■ **Your instructions**:
Set down the records once more, please, exactly and with the pictures left out.

■ **Data for the task**:

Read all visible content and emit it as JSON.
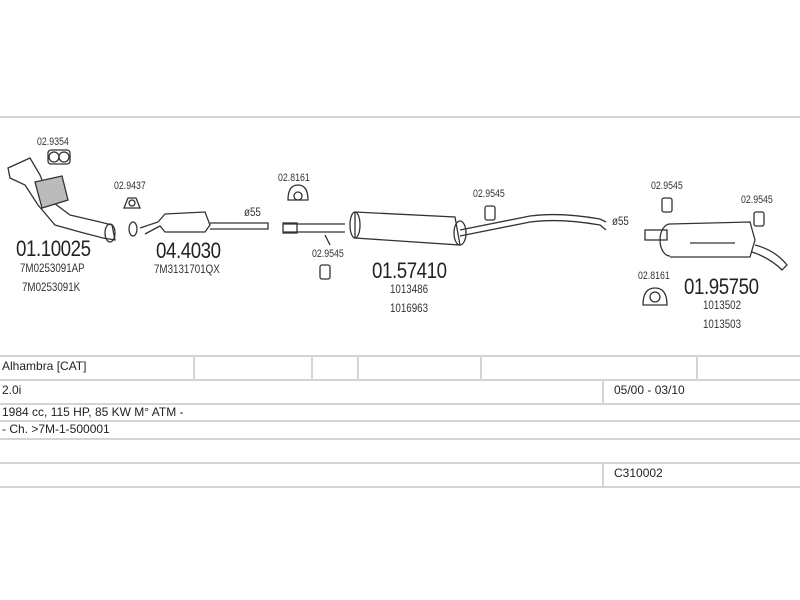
{
  "parts": [
    {
      "number": "01.10025",
      "refs": [
        "7M0253091AP",
        "7M0253091K"
      ]
    },
    {
      "number": "04.4030",
      "refs": [
        "7M3131701QX"
      ]
    },
    {
      "number": "01.57410",
      "refs": [
        "1013486",
        "1016963"
      ]
    },
    {
      "number": "01.95750",
      "refs": [
        "1013502",
        "1013503"
      ]
    }
  ],
  "clips": [
    "02.9354",
    "02.9437",
    "02.8161",
    "02.9545",
    "02.9545",
    "02.9545",
    "02.9545",
    "02.8161"
  ],
  "diameters": [
    "ø55",
    "ø55"
  ],
  "vehicle": {
    "model": "Alhambra  [CAT]",
    "engine": "2.0i",
    "years": "05/00 - 03/10",
    "specs": "1984 cc, 115 HP, 85 KW M° ATM -",
    "chassis": "- Ch. >7M-1-500001",
    "code": "C310002"
  }
}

■ **Task output**:
Read all visible content and emit it as JSON.
{
  "parts": [
    {
      "number": "01.10025",
      "refs": [
        "7M0253091AP",
        "7M0253091K"
      ]
    },
    {
      "number": "04.4030",
      "refs": [
        "7M3131701QX"
      ]
    },
    {
      "number": "01.57410",
      "refs": [
        "1013486",
        "1016963"
      ]
    },
    {
      "number": "01.95750",
      "refs": [
        "1013502",
        "1013503"
      ]
    }
  ],
  "clips": [
    "02.9354",
    "02.9437",
    "02.8161",
    "02.9545",
    "02.9545",
    "02.9545",
    "02.9545",
    "02.8161"
  ],
  "diameters": [
    "ø55",
    "ø55"
  ],
  "vehicle": {
    "model": "Alhambra  [CAT]",
    "engine": "2.0i",
    "years": "05/00 - 03/10",
    "specs": "1984 cc, 115 HP, 85 KW M° ATM -",
    "chassis": "- Ch. >7M-1-500001",
    "code": "C310002"
  }
}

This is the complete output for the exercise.